• Collected data entries:
· · · · · · ·

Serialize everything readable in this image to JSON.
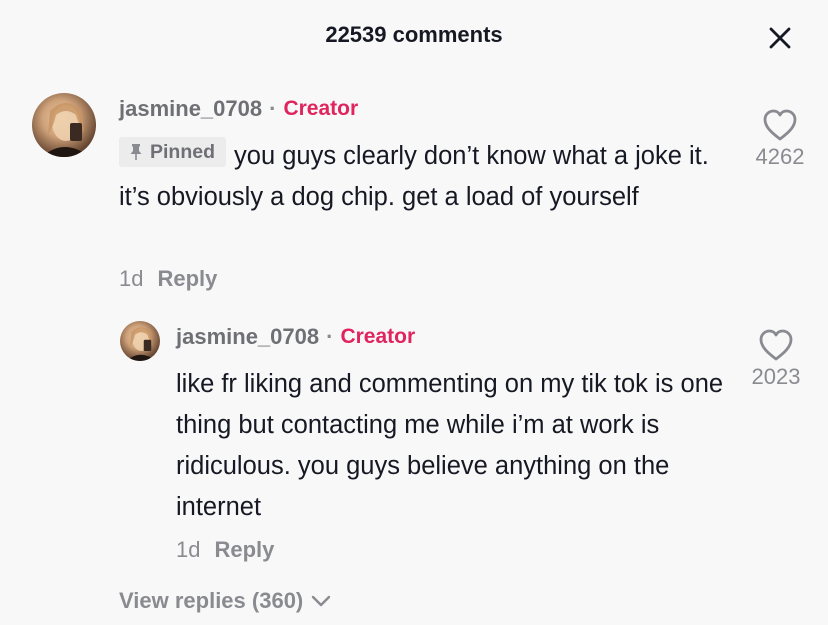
{
  "header": {
    "title": "22539 comments"
  },
  "comments": [
    {
      "username": "jasmine_0708",
      "separator": "·",
      "role": "Creator",
      "pinned_label": "Pinned",
      "text": "you guys clearly don’t know what a joke it. it’s obviously a dog chip. get a load of yourself",
      "time": "1d",
      "reply_label": "Reply",
      "likes": "4262",
      "avatar_icon": "user-photo"
    },
    {
      "username": "jasmine_0708",
      "separator": "·",
      "role": "Creator",
      "text": "like fr liking and commenting on my tik tok is one thing but contacting me while i’m at work is ridiculous. you guys believe anything on the internet",
      "time": "1d",
      "reply_label": "Reply",
      "likes": "2023",
      "avatar_icon": "user-photo"
    }
  ],
  "view_replies": {
    "label": "View replies (360)"
  },
  "colors": {
    "background": "#f8f8f8",
    "creator": "#e0245e",
    "muted": "#8a8b91",
    "text": "#161823"
  }
}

· · · · · · ·

• REQUIRED TASK: Transcribe every line from the records above without alteration, and leave out the images.

• SOLUTION TO THE PROBLEM:
Serialize everything readable in this image to JSON.
{
  "header": {
    "title": "22539 comments"
  },
  "comments": [
    {
      "username": "jasmine_0708",
      "separator": "·",
      "role": "Creator",
      "pinned_label": "Pinned",
      "text": "you guys clearly don’t know what a joke it. it’s obviously a dog chip. get a load of yourself",
      "time": "1d",
      "reply_label": "Reply",
      "likes": "4262",
      "avatar_icon": "user-photo"
    },
    {
      "username": "jasmine_0708",
      "separator": "·",
      "role": "Creator",
      "text": "like fr liking and commenting on my tik tok is one thing but contacting me while i’m at work is ridiculous. you guys believe anything on the internet",
      "time": "1d",
      "reply_label": "Reply",
      "likes": "2023",
      "avatar_icon": "user-photo"
    }
  ],
  "view_replies": {
    "label": "View replies (360)"
  },
  "colors": {
    "background": "#f8f8f8",
    "creator": "#e0245e",
    "muted": "#8a8b91",
    "text": "#161823"
  }
}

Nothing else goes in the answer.